What the task asks: Find every line in the listing below that contains the string "page", and copy each one in full.

Entries supplied:
* * * *

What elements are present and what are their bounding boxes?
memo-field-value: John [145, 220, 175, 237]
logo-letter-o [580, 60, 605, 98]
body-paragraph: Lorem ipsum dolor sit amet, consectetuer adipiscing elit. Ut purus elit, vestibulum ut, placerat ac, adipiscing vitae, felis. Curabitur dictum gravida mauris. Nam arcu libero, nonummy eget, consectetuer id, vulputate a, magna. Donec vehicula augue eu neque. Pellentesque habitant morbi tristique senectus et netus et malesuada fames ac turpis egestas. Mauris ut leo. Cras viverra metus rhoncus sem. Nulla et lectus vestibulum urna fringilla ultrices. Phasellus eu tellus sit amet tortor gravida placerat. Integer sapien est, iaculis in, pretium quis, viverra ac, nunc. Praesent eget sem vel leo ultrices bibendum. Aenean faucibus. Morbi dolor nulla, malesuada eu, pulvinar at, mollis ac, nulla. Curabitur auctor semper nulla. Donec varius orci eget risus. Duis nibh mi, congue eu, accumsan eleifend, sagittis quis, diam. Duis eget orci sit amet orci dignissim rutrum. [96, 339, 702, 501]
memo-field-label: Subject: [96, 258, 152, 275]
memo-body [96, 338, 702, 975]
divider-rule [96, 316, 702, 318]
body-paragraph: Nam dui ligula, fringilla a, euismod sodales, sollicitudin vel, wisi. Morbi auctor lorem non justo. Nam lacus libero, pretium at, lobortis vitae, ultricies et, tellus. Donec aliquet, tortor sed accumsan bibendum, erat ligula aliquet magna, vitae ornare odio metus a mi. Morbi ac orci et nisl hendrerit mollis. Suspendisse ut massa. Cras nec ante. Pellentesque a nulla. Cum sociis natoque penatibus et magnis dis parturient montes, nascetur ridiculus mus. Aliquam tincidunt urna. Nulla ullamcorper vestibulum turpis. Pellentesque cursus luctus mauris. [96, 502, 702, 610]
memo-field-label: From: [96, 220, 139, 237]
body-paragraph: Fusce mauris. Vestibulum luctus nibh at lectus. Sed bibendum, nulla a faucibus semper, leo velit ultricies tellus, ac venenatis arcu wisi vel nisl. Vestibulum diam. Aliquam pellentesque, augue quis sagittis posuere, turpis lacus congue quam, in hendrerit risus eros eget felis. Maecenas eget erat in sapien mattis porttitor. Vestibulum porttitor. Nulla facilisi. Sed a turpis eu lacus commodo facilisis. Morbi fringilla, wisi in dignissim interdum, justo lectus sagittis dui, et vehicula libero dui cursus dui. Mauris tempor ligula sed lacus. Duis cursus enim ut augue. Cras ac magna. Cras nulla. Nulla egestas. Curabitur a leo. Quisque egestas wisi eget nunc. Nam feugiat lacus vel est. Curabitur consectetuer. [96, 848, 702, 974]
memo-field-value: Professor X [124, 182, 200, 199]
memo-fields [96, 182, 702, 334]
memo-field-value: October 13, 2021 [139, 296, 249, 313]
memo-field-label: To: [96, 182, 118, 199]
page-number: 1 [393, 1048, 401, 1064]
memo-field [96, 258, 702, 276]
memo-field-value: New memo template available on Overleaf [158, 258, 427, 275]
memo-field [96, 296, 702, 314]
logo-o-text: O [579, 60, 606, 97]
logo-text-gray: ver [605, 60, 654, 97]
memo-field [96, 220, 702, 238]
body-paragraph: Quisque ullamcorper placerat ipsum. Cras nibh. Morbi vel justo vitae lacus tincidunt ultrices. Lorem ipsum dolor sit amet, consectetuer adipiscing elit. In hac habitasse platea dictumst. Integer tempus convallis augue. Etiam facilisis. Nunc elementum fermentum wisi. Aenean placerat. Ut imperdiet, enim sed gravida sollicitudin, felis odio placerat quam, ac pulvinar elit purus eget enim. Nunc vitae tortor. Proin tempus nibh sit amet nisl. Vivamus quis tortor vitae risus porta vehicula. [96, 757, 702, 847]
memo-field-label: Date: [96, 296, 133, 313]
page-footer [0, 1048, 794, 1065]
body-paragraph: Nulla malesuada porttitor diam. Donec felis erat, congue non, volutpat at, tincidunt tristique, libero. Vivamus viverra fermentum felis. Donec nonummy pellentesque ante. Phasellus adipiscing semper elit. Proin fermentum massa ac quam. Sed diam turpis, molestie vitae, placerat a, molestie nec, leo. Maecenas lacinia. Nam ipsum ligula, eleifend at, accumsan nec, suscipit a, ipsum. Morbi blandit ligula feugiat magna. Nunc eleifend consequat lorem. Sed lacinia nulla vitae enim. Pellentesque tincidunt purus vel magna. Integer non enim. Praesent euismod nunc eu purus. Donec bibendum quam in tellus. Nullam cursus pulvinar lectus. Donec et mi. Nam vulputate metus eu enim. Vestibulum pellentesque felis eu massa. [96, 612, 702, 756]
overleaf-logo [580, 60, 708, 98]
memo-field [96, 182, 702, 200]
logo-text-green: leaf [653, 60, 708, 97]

* * * *

Task solution:
page-number: 1 [393, 1048, 401, 1064]
page-footer [0, 1048, 794, 1065]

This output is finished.